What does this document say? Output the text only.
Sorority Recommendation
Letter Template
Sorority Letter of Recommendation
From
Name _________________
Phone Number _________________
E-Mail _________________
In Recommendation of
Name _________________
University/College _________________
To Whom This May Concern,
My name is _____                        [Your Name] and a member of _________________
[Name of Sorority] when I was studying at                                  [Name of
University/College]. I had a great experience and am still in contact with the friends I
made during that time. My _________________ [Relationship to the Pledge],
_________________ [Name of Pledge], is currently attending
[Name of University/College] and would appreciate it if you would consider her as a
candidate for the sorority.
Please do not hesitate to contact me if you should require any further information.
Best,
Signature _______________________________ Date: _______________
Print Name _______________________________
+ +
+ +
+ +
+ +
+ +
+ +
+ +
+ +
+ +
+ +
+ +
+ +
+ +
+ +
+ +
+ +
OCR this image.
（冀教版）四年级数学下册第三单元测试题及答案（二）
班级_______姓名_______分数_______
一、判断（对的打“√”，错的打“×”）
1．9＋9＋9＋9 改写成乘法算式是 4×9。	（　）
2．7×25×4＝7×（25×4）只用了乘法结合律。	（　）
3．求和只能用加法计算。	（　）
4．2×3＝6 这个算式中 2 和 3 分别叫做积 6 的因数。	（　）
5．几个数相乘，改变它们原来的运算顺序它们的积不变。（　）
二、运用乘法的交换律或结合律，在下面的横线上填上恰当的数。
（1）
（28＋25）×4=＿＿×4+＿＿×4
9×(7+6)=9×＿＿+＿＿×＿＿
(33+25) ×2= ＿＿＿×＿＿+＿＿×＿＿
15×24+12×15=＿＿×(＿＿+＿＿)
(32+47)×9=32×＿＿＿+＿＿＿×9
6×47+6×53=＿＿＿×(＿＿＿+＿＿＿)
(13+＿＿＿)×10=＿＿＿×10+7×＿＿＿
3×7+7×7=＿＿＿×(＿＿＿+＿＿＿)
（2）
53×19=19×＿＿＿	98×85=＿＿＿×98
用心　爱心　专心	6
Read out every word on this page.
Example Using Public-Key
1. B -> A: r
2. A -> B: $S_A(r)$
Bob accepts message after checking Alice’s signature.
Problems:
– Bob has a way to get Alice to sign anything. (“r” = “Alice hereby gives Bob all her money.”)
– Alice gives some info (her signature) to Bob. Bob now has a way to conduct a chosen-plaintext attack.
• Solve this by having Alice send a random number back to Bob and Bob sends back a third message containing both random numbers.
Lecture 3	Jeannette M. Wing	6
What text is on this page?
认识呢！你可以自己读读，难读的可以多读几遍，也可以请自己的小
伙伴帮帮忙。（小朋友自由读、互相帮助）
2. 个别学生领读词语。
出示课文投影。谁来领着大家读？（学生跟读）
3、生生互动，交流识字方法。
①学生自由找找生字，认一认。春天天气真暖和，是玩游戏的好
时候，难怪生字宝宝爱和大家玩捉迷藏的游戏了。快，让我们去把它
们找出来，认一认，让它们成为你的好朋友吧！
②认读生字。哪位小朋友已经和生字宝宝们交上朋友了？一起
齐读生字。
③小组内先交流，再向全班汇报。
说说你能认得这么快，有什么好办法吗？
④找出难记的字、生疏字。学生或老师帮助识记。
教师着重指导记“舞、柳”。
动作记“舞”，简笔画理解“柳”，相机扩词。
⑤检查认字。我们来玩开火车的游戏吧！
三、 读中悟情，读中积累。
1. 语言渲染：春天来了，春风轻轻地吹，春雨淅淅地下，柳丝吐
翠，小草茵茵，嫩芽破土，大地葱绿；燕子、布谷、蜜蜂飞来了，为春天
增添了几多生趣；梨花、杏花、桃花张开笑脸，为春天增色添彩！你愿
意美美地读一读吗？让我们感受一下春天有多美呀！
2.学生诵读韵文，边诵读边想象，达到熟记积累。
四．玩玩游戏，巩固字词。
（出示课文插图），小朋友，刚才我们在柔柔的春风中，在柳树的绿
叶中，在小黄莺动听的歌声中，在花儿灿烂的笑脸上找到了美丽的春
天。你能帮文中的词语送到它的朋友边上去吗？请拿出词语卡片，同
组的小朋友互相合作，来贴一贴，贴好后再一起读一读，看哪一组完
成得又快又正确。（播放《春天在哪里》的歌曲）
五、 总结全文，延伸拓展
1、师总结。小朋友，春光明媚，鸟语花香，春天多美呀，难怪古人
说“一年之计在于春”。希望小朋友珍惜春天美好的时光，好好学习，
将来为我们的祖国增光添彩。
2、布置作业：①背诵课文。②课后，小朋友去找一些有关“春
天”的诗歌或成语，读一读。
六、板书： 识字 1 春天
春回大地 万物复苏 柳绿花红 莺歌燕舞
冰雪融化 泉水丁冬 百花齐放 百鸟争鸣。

▸ WHAT YOU WILL DO: Each line above must be printed exactly as it appears.

▸ OUTPUT BELOW:
What does this document say? Output the text only.
Sorority Recommendation
Letter Template
Sorority Letter of Recommendation
From
Name _________________
Phone Number _________________
E-Mail _________________
In Recommendation of
Name _________________
University/College _________________
To Whom This May Concern,
My name is _____                        [Your Name] and a member of _________________
[Name of Sorority] when I was studying at                                  [Name of
University/College]. I had a great experience and am still in contact with the friends I
made during that time. My _________________ [Relationship to the Pledge],
_________________ [Name of Pledge], is currently attending
[Name of University/College] and would appreciate it if you would consider her as a
candidate for the sorority.
Please do not hesitate to contact me if you should require any further information.
Best,
Signature _______________________________ Date: _______________
Print Name _______________________________
+ +
+ +
+ +
+ +
+ +
+ +
+ +
+ +
+ +
+ +
+ +
+ +
+ +
+ +
+ +
+ +
OCR this image.
（冀教版）四年级数学下册第三单元测试题及答案（二）
班级_______姓名_______分数_______
一、判断（对的打“√”，错的打“×”）
1．9＋9＋9＋9 改写成乘法算式是 4×9。	（　）
2．7×25×4＝7×（25×4）只用了乘法结合律。	（　）
3．求和只能用加法计算。	（　）
4．2×3＝6 这个算式中 2 和 3 分别叫做积 6 的因数。	（　）
5．几个数相乘，改变它们原来的运算顺序它们的积不变。（　）
二、运用乘法的交换律或结合律，在下面的横线上填上恰当的数。
（1）
（28＋25）×4=＿＿×4+＿＿×4
9×(7+6)=9×＿＿+＿＿×＿＿
(33+25) ×2= ＿＿＿×＿＿+＿＿×＿＿
15×24+12×15=＿＿×(＿＿+＿＿)
(32+47)×9=32×＿＿＿+＿＿＿×9
6×47+6×53=＿＿＿×(＿＿＿+＿＿＿)
(13+＿＿＿)×10=＿＿＿×10+7×＿＿＿
3×7+7×7=＿＿＿×(＿＿＿+＿＿＿)
（2）
53×19=19×＿＿＿	98×85=＿＿＿×98
用心　爱心　专心	6
Read out every word on this page.
Example Using Public-Key
1. B -> A: r
2. A -> B: $S_A(r)$
Bob accepts message after checking Alice’s signature.
Problems:
– Bob has a way to get Alice to sign anything. (“r” = “Alice hereby gives Bob all her money.”)
– Alice gives some info (her signature) to Bob. Bob now has a way to conduct a chosen-plaintext attack.
• Solve this by having Alice send a random number back to Bob and Bob sends back a third message containing both random numbers.
Lecture 3	Jeannette M. Wing	6
What text is on this page?
认识呢！你可以自己读读，难读的可以多读几遍，也可以请自己的小
伙伴帮帮忙。（小朋友自由读、互相帮助）
2. 个别学生领读词语。
出示课文投影。谁来领着大家读？（学生跟读）
3、生生互动，交流识字方法。
①学生自由找找生字，认一认。春天天气真暖和，是玩游戏的好
时候，难怪生字宝宝爱和大家玩捉迷藏的游戏了。快，让我们去把它
们找出来，认一认，让它们成为你的好朋友吧！
②认读生字。哪位小朋友已经和生字宝宝们交上朋友了？一起
齐读生字。
③小组内先交流，再向全班汇报。
说说你能认得这么快，有什么好办法吗？
④找出难记的字、生疏字。学生或老师帮助识记。
教师着重指导记“舞、柳”。
动作记“舞”，简笔画理解“柳”，相机扩词。
⑤检查认字。我们来玩开火车的游戏吧！
三、 读中悟情，读中积累。
1. 语言渲染：春天来了，春风轻轻地吹，春雨淅淅地下，柳丝吐
翠，小草茵茵，嫩芽破土，大地葱绿；燕子、布谷、蜜蜂飞来了，为春天
增添了几多生趣；梨花、杏花、桃花张开笑脸，为春天增色添彩！你愿
意美美地读一读吗？让我们感受一下春天有多美呀！
2.学生诵读韵文，边诵读边想象，达到熟记积累。
四．玩玩游戏，巩固字词。
（出示课文插图），小朋友，刚才我们在柔柔的春风中，在柳树的绿
叶中，在小黄莺动听的歌声中，在花儿灿烂的笑脸上找到了美丽的春
天。你能帮文中的词语送到它的朋友边上去吗？请拿出词语卡片，同
组的小朋友互相合作，来贴一贴，贴好后再一起读一读，看哪一组完
成得又快又正确。（播放《春天在哪里》的歌曲）
五、 总结全文，延伸拓展
1、师总结。小朋友，春光明媚，鸟语花香，春天多美呀，难怪古人
说“一年之计在于春”。希望小朋友珍惜春天美好的时光，好好学习，
将来为我们的祖国增光添彩。
2、布置作业：①背诵课文。②课后，小朋友去找一些有关“春
天”的诗歌或成语，读一读。
六、板书： 识字 1 春天
春回大地 万物复苏 柳绿花红 莺歌燕舞
冰雪融化 泉水丁冬 百花齐放 百鸟争鸣。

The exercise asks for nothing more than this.